_EXERCISE_: Write the data out again, exactly as given.

***** INPUT

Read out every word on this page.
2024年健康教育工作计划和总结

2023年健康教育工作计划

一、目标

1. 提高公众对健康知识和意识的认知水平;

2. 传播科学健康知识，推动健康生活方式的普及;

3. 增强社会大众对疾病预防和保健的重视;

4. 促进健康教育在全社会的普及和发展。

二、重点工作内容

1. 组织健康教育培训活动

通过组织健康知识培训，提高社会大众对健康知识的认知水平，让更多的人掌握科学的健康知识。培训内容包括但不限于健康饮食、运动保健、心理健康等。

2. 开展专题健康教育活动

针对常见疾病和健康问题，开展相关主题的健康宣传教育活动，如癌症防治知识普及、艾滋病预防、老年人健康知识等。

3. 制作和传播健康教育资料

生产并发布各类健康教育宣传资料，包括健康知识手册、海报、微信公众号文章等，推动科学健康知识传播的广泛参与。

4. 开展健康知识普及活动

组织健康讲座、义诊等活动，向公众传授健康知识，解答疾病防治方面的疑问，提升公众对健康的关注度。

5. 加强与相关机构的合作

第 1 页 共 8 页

**********

_FINAL RESULT_:
Read out every word on this page.
2024年健康教育工作计划和总结

2023年健康教育工作计划

一、目标

1. 提高公众对健康知识和意识的认知水平;

2. 传播科学健康知识，推动健康生活方式的普及;

3. 增强社会大众对疾病预防和保健的重视;

4. 促进健康教育在全社会的普及和发展。

二、重点工作内容

1. 组织健康教育培训活动

通过组织健康知识培训，提高社会大众对健康知识的认知水平，让更多的人掌握科学的健康知识。培训内容包括但不限于健康饮食、运动保健、心理健康等。

2. 开展专题健康教育活动

针对常见疾病和健康问题，开展相关主题的健康宣传教育活动，如癌症防治知识普及、艾滋病预防、老年人健康知识等。

3. 制作和传播健康教育资料

生产并发布各类健康教育宣传资料，包括健康知识手册、海报、微信公众号文章等，推动科学健康知识传播的广泛参与。

4. 开展健康知识普及活动

组织健康讲座、义诊等活动，向公众传授健康知识，解答疾病防治方面的疑问，提升公众对健康的关注度。

5. 加强与相关机构的合作

第 1 页 共 8 页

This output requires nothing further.